### Testo estratto

┄┄┄┄┄┄┄┄┄┄┄┄┄┄┄┄┄┄┄┄

Lavori no-stop per l’antenna-cipresso

FOSSACESIA. Lavori no-stop sul terreno interessato alla collocazione del traliccio della telefonia mobile, che dall’iniziale sembianza di un abete, ora viene classificato come cipresso. La stazione...
FOSSACESIA. Lavori no-stop sul terreno interessato alla collocazione del traliccio della telefonia mobile, che dall’iniziale sembianza di un abete, ora viene classificato come cipresso.
La stazione radio base Wind si appresta a divenire realtà, nonostante i mugugni e il coro di proteste da parte degli abitanti di Fossacesia Marina, ma anche con la disapprovazione dell’intera comunità fossacesiana.
Ormai manca proprio poco alla conclusione dell’opera, e ora che l’antenna è installata, è cresciuto enormemente l’interesse e la preoccupazione della cittadinanza.
Il comitato cittadini di Fossacesia con l’associazione Miral sta registrando un incremento sensibile delle adesioni e sta raccogliendo in questi ultimi giorni le angosce di tanti altri abitanti, in particolare dei residenti della via Mediana e di San Giovanni in Venere, sempre più intimoriti dalla presenza di quel traliccio.
«Tutti siamo in attesa dell’intervento dell’amministrazione comunale volto all’agognato stop ai lavori e alla rimozione dell’antenna», fanno sapere dal comitato. E poi aggiungono il nuovo slogan coniato: «“Fossacesia ha cambiato il suo stato da: “Fossacesia un amore a prima vista” a “Fossacesia un’antenna a prima vista”».
Intanto, dopo l’esposto in Procura presentato dal comitato dei cittadini, il corpo forestale dello stato sta procedendo ad effettuare tutte le verifiche sul sito dell’antenna.
Il Comune, infine, dopo il via libera all’antenna giunto alla società della telefonia mobile dal Tribunale amministrativo regionale (Tar), ha annunciato appello al Consiglio di Stato.

┄┄┄┄┄┄┄┄┄┄┄┄┄┄┄┄┄┄┄┄

### Dati mostrati
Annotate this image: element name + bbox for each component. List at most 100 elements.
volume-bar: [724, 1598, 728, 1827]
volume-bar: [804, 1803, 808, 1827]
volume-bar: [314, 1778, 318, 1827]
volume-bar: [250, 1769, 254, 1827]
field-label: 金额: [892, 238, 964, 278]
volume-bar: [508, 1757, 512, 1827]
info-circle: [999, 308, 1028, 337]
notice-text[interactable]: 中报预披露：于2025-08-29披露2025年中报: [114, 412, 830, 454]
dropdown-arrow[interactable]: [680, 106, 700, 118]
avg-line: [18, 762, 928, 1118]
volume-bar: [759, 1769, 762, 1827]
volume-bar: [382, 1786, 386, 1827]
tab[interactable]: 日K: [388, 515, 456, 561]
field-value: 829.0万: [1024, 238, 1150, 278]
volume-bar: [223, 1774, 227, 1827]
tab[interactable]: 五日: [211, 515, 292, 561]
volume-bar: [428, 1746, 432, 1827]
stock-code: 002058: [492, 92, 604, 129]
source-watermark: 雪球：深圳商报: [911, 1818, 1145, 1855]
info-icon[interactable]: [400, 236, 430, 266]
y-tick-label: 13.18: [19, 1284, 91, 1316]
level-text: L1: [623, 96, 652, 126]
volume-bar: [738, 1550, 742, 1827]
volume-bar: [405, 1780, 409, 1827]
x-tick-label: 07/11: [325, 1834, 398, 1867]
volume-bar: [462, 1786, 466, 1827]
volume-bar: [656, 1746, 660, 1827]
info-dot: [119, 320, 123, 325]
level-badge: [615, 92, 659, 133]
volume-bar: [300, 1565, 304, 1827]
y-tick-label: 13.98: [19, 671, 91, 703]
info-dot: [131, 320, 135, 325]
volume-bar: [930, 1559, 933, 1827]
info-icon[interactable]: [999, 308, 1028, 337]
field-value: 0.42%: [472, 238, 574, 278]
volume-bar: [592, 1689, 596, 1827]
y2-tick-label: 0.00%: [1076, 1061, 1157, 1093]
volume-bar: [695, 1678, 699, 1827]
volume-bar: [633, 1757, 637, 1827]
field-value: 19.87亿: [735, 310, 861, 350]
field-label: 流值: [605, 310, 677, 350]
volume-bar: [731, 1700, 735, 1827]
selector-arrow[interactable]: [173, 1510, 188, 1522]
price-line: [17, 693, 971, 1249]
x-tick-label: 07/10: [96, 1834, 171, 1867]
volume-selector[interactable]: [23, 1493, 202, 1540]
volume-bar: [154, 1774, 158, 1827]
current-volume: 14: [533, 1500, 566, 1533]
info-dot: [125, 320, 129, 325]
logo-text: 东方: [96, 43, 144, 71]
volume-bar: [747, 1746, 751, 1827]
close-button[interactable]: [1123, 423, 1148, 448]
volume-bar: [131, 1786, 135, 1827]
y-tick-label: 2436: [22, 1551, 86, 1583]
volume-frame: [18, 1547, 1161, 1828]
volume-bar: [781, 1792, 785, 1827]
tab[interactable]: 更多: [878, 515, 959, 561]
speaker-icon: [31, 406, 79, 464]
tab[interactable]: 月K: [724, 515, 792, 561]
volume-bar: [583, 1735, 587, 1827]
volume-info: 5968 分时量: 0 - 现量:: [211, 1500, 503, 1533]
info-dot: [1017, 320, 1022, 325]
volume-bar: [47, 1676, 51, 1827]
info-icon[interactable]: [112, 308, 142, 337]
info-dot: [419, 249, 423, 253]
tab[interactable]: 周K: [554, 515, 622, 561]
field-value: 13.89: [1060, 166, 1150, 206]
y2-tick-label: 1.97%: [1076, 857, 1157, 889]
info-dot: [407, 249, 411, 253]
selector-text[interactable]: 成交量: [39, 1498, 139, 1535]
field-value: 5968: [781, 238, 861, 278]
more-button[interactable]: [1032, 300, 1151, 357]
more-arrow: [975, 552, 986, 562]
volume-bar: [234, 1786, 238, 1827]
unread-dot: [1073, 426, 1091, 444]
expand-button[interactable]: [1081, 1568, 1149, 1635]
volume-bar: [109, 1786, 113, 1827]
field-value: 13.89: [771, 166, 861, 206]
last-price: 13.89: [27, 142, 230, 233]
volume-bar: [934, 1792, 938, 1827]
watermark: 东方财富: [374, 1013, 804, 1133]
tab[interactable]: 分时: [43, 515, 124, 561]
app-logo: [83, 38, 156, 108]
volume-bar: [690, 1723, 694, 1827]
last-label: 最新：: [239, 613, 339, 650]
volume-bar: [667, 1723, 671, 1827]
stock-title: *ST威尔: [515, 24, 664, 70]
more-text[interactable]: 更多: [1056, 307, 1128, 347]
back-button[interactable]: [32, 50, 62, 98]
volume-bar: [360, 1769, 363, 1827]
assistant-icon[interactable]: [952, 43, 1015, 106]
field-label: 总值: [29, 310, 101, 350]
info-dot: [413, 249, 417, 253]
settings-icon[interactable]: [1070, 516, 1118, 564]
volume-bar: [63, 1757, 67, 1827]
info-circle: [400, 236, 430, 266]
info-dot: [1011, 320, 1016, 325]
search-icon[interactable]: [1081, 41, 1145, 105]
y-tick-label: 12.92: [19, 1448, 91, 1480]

┄┄┄┄┄┄┄┄┄┄┄┄┄┄┄┄┄┄┄┄

### Obiettivo del compito
Per favore, aggiorna il tratto dell'articolo sull'antenna che va da "Lavori no-stop per" fino a "cipresso. La stazione...", sostituendo "abete" con "pino".

### Risultato del compito
Lavori no-stop per l’antenna-cipresso

FOSSACESIA. Lavori no-stop sul terreno interessato alla collocazione del traliccio della telefonia mobile, che dall’iniziale sembianza di un pino, ora viene classificato come cipresso. La stazione...